[start of Material for this task]

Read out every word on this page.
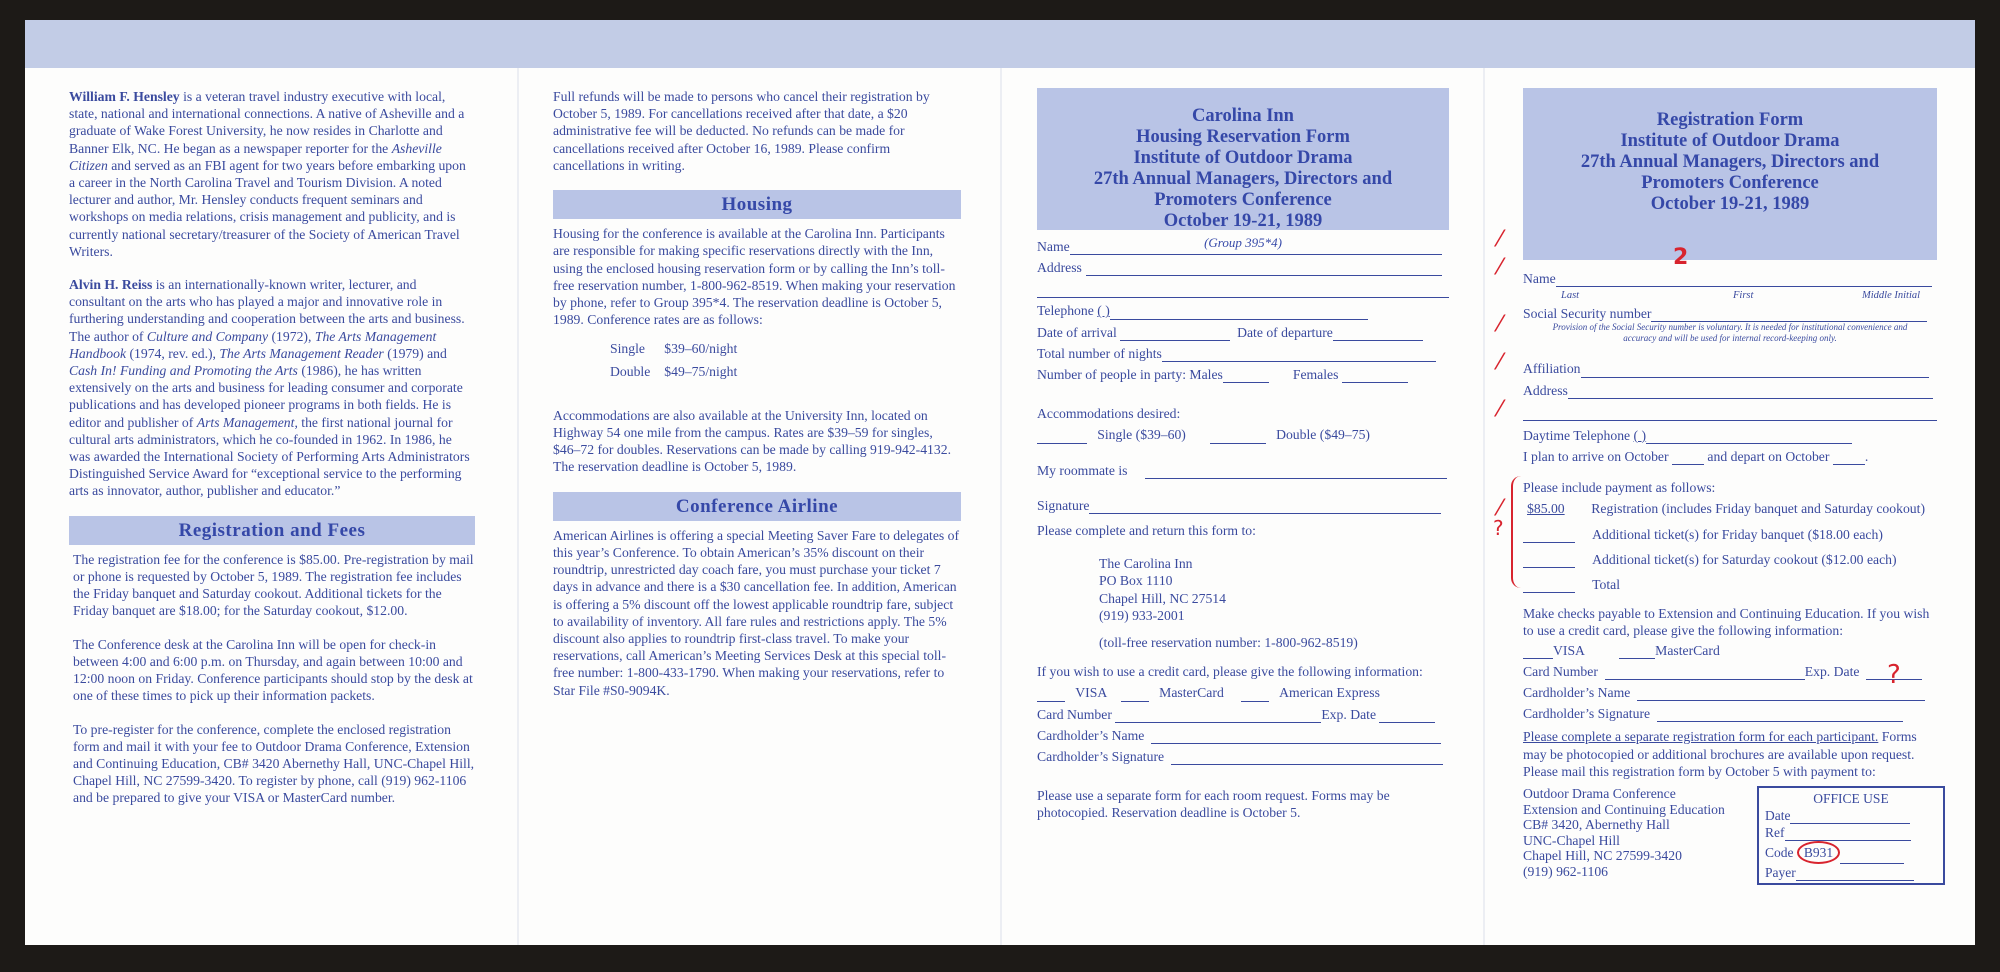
William F. Hensley is a veteran travel industry executive with local, state, national and international connections. A native of Asheville and a graduate of Wake Forest University, he now resides in Charlotte and Banner Elk, NC. He began as a newspaper reporter for the Asheville Citizen and served as an FBI agent for two years before embarking upon a career in the North Carolina Travel and Tourism Division. A noted lecturer and author, Mr. Hensley conducts frequent seminars and workshops on media relations, crisis management and publicity, and is currently national secretary/treasurer of the Society of American Travel Writers.

Alvin H. Reiss is an internationally-known writer, lecturer, and consultant on the arts who has played a major and innovative role in furthering understanding and cooperation between the arts and business. The author of Culture and Company (1972), The Arts Management Handbook (1974, rev. ed.), The Arts Management Reader (1979) and Cash In! Funding and Promoting the Arts (1986), he has written extensively on the arts and business for leading consumer and corporate publications and has developed pioneer programs in both fields. He is editor and publisher of Arts Management, the first national journal for cultural arts administrators, which he co-founded in 1962. In 1986, he was awarded the International Society of Performing Arts Administrators Distinguished Service Award for “exceptional service to the performing arts as innovator, author, publisher and educator.”

Registration and Fees

The registration fee for the conference is $85.00. Pre-registration by mail or phone is requested by October 5, 1989. The registration fee includes the Friday banquet and Saturday cookout. Additional tickets for the Friday banquet are $18.00; for the Saturday cookout, $12.00.

The Conference desk at the Carolina Inn will be open for check-in between 4:00 and 6:00 p.m. on Thursday, and again between 10:00 and 12:00 noon on Friday. Conference participants should stop by the desk at one of these times to pick up their information packets.

To pre-register for the conference, complete the enclosed registration form and mail it with your fee to Outdoor Drama Conference, Extension and Continuing Education, CB# 3420 Abernethy Hall, UNC-Chapel Hill, Chapel Hill, NC 27599-3420. To register by phone, call (919) 962-1106 and be prepared to give your VISA or MasterCard number.

Full refunds will be made to persons who cancel their registration by October 5, 1989. For cancellations received after that date, a $20 administrative fee will be deducted. No refunds can be made for cancellations received after October 16, 1989. Please confirm cancellations in writing.

Housing

Housing for the conference is available at the Carolina Inn. Participants are responsible for making specific reservations directly with the Inn, using the enclosed housing reservation form or by calling the Inn’s toll-free reservation number, 1-800-962-8519. When making your reservation by phone, refer to Group 395*4. The reservation deadline is October 5, 1989. Conference rates are as follows:

Single	$39–60/night
Double	$49–75/night

Accommodations are also available at the University Inn, located on Highway 54 one mile from the campus. Rates are $39–59 for singles, $46–72 for doubles. Reservations can be made by calling 919-942-4132. The reservation deadline is October 5, 1989.

Conference Airline

American Airlines is offering a special Meeting Saver Fare to delegates of this year’s Conference. To obtain American’s 35% discount on their roundtrip, unrestricted day coach fare, you must purchase your ticket 7 days in advance and there is a $30 cancellation fee. In addition, American is offering a 5% discount off the lowest applicable roundtrip fare, subject to availability of inventory. All fare rules and restrictions apply. The 5% discount also applies to roundtrip first-class travel. To make your reservations, call American’s Meeting Services Desk at this special toll-free number: 1-800-433-1790. When making your reservations, refer to Star File #S0-9094K.

Carolina Inn
Housing Reservation Form
Institute of Outdoor Drama
27th Annual Managers, Directors and
Promoters Conference
October 19-21, 1989
(Group 395*4)
Name
Address
Telephone ( )
Date of arrival	Date of departure
Total number of nights
Number of people in party: Males	Females
Accommodations desired:
Single ($39–60)	Double ($49–75)
My roommate is
Signature
Please complete and return this form to:
The Carolina Inn
PO Box 1110
Chapel Hill, NC 27514
(919) 933-2001
(toll-free reservation number: 1-800-962-8519)
If you wish to use a credit card, please give the following information:
VISA	MasterCard	American Express
Card Number	Exp. Date
Cardholder’s Name
Cardholder’s Signature

Please use a separate form for each room request. Forms may be photocopied. Reservation deadline is October 5.

Registration Form
Institute of Outdoor Drama
27th Annual Managers, Directors and
Promoters Conference
October 19-21, 1989
Name
Last	First	Middle Initial
Social Security number

Provision of the Social Security number is voluntary. It is needed for institutional convenience and accuracy and will be used for internal record-keeping only.

Affiliation
Address
Daytime Telephone ( )
I plan to arrive on October	and depart on October	.
Please include payment as follows:
$85.00 Registration (includes Friday banquet and Saturday cookout)
Additional ticket(s) for Friday banquet ($18.00 each)
Additional ticket(s) for Saturday cookout ($12.00 each)
Total

Make checks payable to Extension and Continuing Education. If you wish to use a credit card, please give the following information:

VISA	MasterCard
Card Number	Exp. Date
Cardholder’s Name
Cardholder’s Signature

Please complete a separate registration form for each participant. Forms may be photocopied or additional brochures are available upon request. Please mail this registration form by October 5 with payment to:

Outdoor Drama Conference
Extension and Continuing Education
CB# 3420, Abernethy Hall
UNC-Chapel Hill
Chapel Hill, NC 27599-3420
(919) 962-1106
OFFICE USE
Date
Ref
Code B931
Payer
⁄
⁄	2
⁄
⁄
⁄
⁄
?
?
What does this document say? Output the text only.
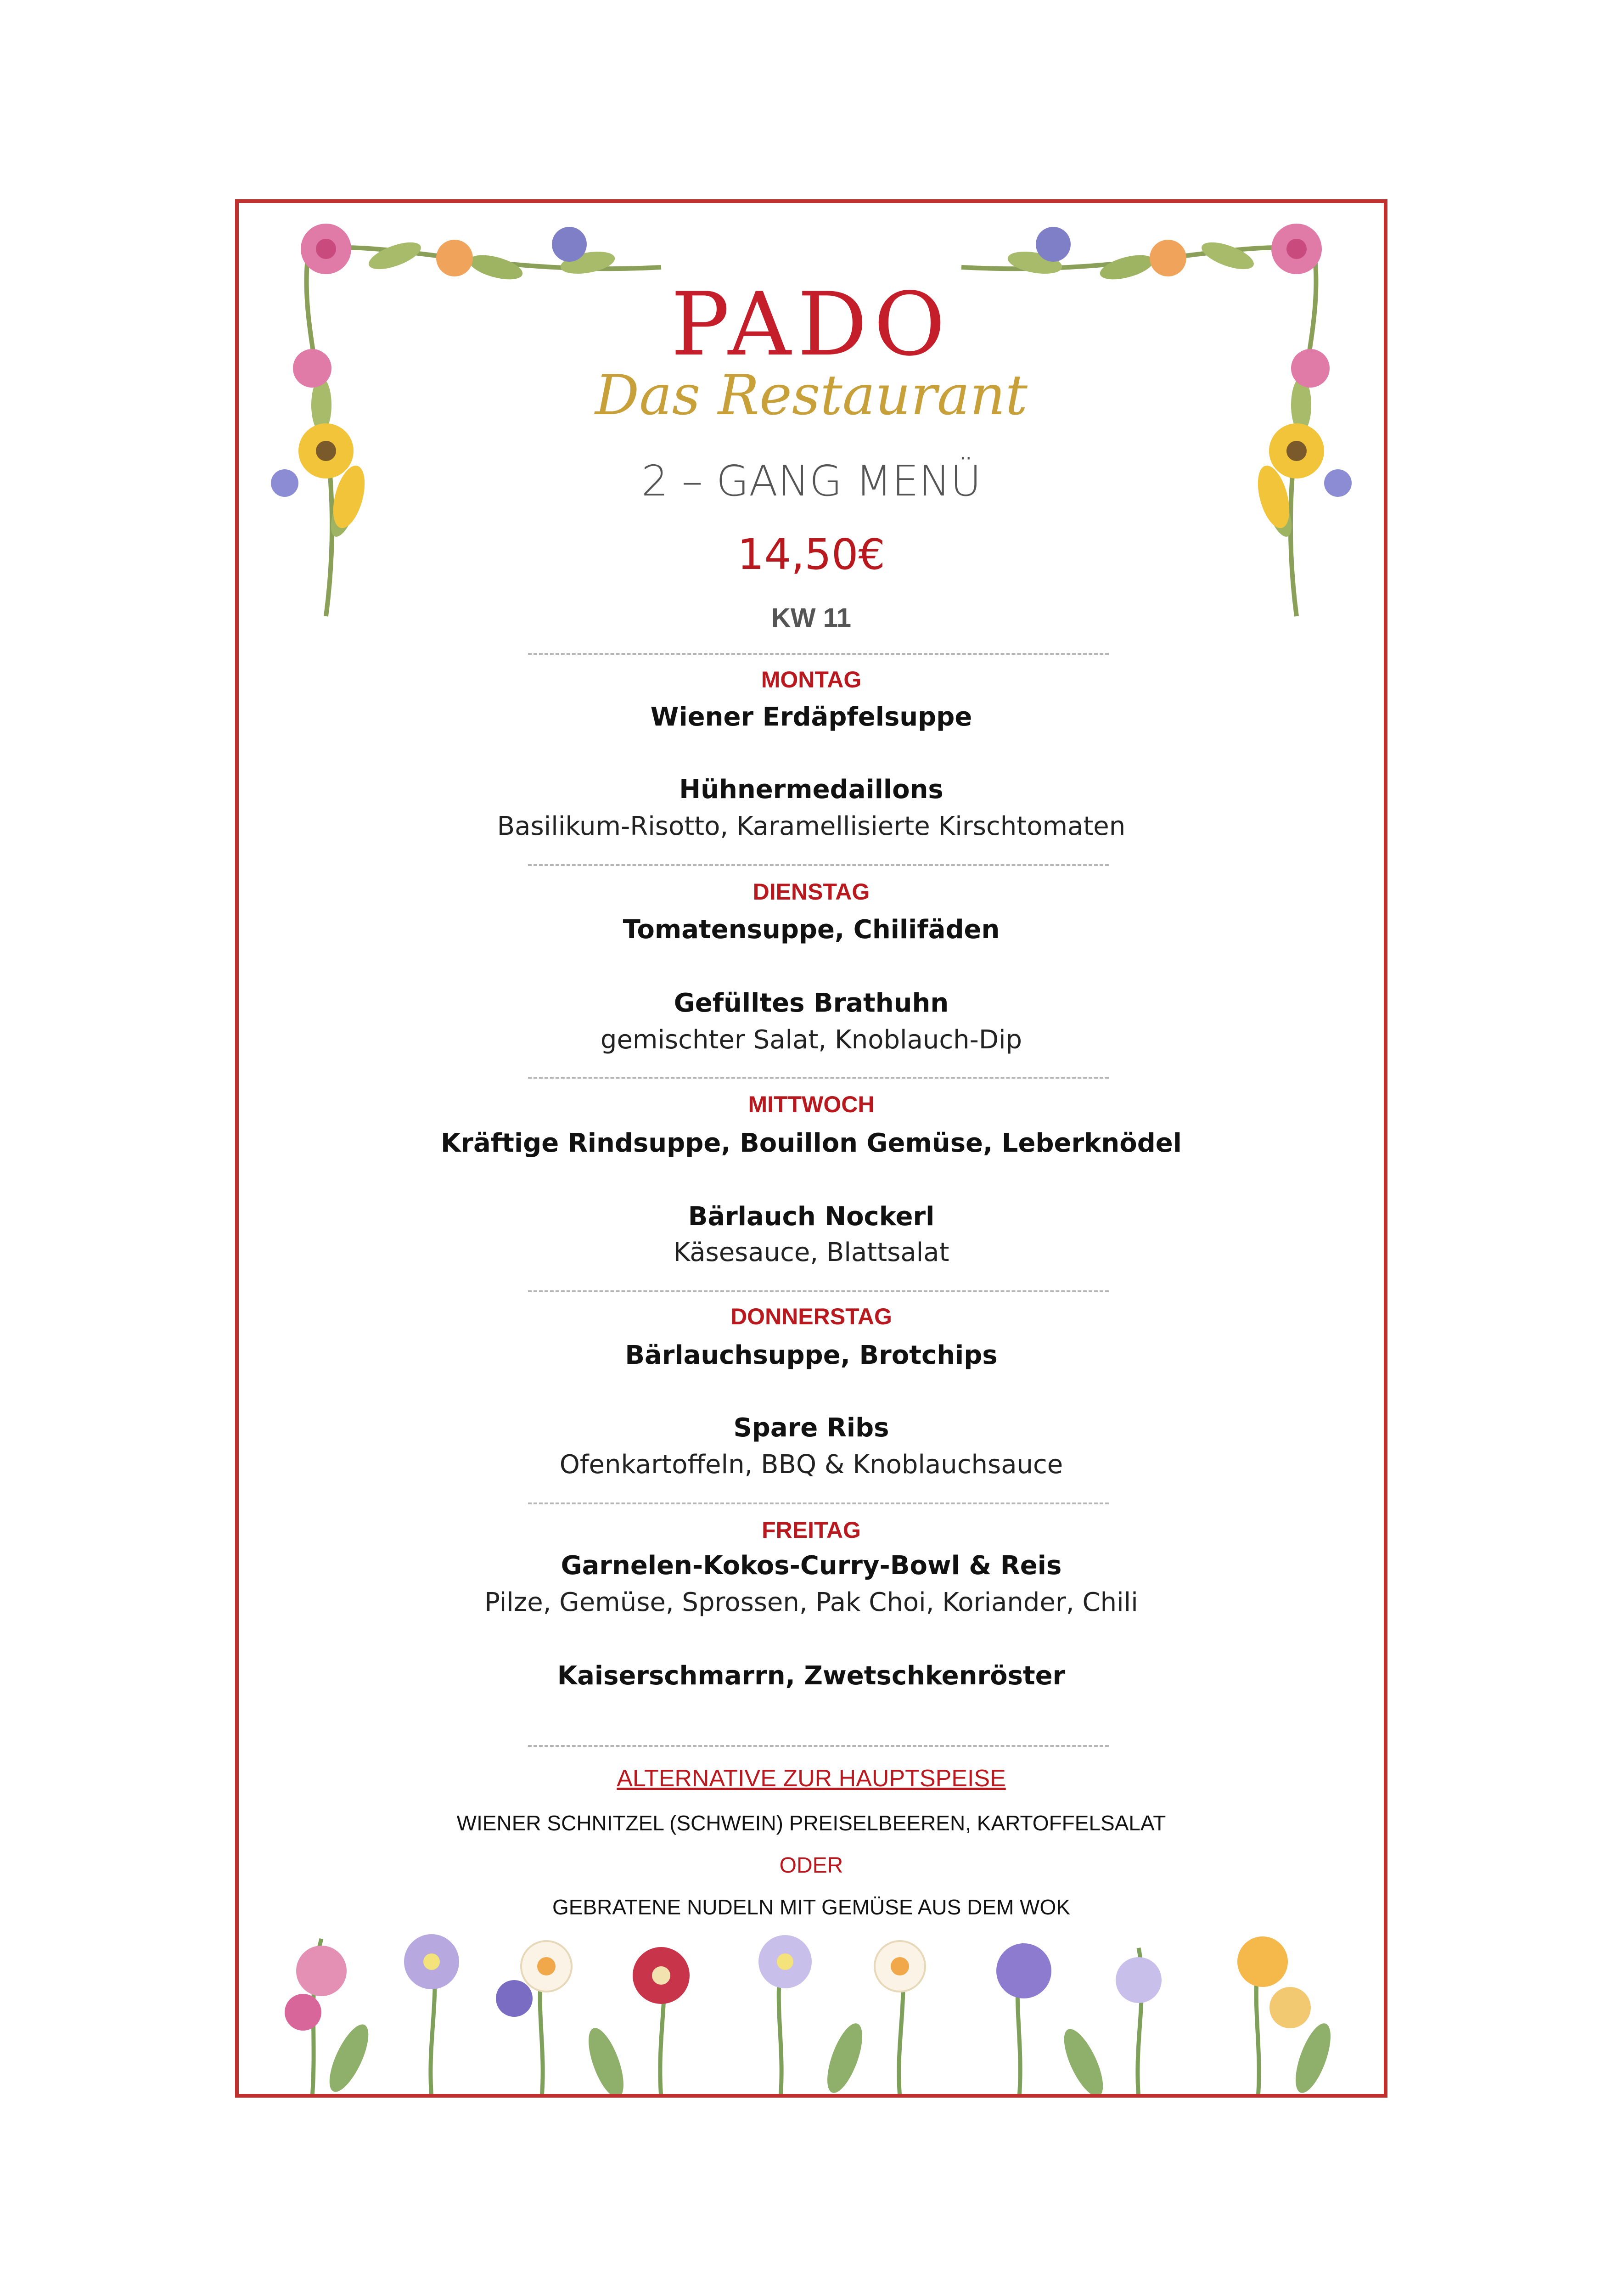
PADO
Das Restaurant
2 – GANG MENÜ
14,50€
KW 11
MONTAG
Wiener Erdäpfelsuppe
Hühnermedaillons
Basilikum-Risotto, Karamellisierte Kirschtomaten
DIENSTAG
Tomatensuppe, Chilifäden
Gefülltes Brathuhn
gemischter Salat, Knoblauch-Dip
MITTWOCH
Kräftige Rindsuppe, Bouillon Gemüse, Leberknödel
Bärlauch Nockerl
Käsesauce, Blattsalat
DONNERSTAG
Bärlauchsuppe, Brotchips
Spare Ribs
Ofenkartoffeln, BBQ & Knoblauchsauce
FREITAG
Garnelen-Kokos-Curry-Bowl & Reis
Pilze, Gemüse, Sprossen, Pak Choi, Koriander, Chili
Kaiserschmarrn, Zwetschkenröster
ALTERNATIVE ZUR HAUPTSPEISE
WIENER SCHNITZEL (SCHWEIN) PREISELBEEREN, KARTOFFELSALAT
ODER
GEBRATENE NUDELN MIT GEMÜSE AUS DEM WOK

[end of Material for this task]

### Task brief
From the data above, show each line that contains "calling".

### Final result
Housing for the conference is available at the Carolina Inn. Participants are responsible for making specific reservations directly with the Inn, using the enclosed housing reservation form or by calling the Inn’s toll-free reservation number, 1-800-962-8519. When making your reservation by phone, refer to Group 395*4. The reservation deadline is October 5, 1989. Conference rates are as follows:
Accommodations are also available at the University Inn, located on Highway 54 one mile from the campus. Rates are $39–59 for singles, $46–72 for doubles. Reservations can be made by calling 919-942-4132. The reservation deadline is October 5, 1989.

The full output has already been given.